*** Exercise inputs ***

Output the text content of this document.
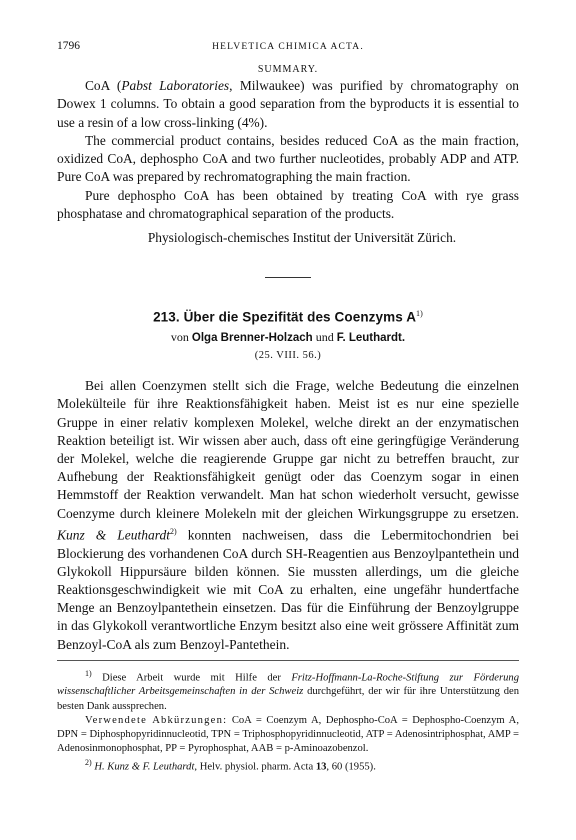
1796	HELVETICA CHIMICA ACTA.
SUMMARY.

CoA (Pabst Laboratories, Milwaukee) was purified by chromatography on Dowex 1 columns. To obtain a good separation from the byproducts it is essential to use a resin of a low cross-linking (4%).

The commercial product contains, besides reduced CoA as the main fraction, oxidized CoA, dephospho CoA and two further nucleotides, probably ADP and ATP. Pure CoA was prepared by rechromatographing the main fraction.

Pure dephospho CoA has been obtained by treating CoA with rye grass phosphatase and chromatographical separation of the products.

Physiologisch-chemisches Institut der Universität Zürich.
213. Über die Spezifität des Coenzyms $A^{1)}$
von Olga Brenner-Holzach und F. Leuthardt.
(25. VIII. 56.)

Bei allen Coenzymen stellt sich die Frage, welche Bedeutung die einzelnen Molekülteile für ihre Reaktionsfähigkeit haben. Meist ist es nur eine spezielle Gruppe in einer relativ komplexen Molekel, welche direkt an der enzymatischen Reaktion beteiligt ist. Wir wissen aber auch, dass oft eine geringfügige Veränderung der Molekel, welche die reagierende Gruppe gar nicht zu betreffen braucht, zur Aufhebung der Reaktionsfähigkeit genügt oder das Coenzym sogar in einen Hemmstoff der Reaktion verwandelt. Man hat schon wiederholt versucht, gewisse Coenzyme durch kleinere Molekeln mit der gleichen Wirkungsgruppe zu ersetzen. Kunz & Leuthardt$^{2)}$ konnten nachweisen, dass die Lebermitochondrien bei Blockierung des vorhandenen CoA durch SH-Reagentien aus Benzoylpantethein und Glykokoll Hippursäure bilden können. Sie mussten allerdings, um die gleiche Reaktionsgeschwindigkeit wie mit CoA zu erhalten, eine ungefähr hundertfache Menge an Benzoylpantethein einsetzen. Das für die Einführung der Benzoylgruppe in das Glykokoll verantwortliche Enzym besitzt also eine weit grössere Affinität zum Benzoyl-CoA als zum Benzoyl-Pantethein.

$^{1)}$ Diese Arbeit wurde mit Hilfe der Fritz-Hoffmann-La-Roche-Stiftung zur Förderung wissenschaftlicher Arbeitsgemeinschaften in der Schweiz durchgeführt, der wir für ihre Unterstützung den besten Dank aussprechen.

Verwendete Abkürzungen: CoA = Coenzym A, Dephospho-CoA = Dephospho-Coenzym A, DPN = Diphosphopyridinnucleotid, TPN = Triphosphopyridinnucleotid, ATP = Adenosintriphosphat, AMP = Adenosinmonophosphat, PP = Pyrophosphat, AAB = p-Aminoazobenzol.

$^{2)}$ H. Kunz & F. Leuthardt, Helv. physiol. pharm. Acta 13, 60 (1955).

*** End of Exercise inputs ***
*** Exercise inputs ***

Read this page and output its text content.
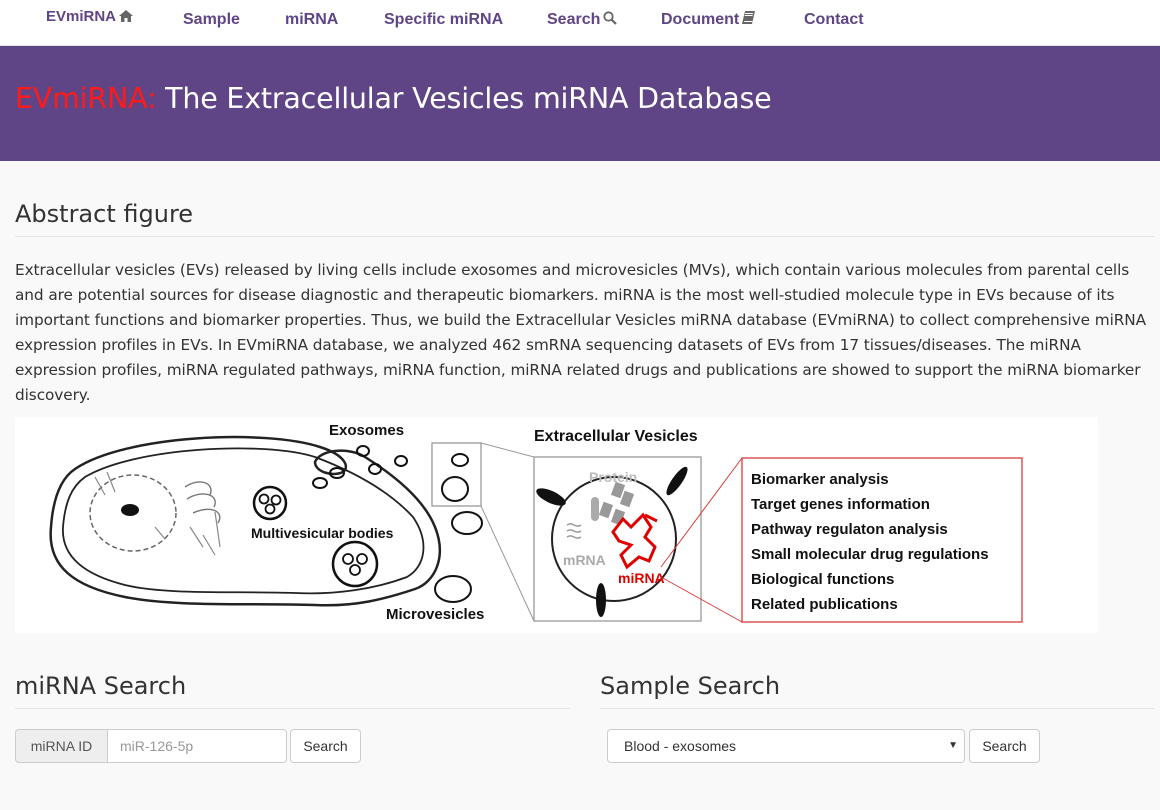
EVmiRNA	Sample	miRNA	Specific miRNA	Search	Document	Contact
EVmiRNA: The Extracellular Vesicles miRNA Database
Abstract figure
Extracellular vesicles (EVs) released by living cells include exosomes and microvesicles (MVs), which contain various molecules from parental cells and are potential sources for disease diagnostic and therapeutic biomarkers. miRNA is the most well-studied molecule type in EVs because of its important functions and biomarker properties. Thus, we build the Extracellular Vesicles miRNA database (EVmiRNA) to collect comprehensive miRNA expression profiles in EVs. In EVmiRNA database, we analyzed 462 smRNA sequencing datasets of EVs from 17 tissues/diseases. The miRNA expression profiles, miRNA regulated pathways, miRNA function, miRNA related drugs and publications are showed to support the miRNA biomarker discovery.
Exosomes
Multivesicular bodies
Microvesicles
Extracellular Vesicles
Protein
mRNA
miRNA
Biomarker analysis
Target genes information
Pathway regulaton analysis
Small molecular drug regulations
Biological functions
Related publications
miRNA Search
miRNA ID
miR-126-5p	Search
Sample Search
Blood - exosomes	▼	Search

*** End of Exercise inputs ***

## What this task involves
Of all the lines in the data, count those that contain "Sample" and give that figure with nothing else.

## Task answer
2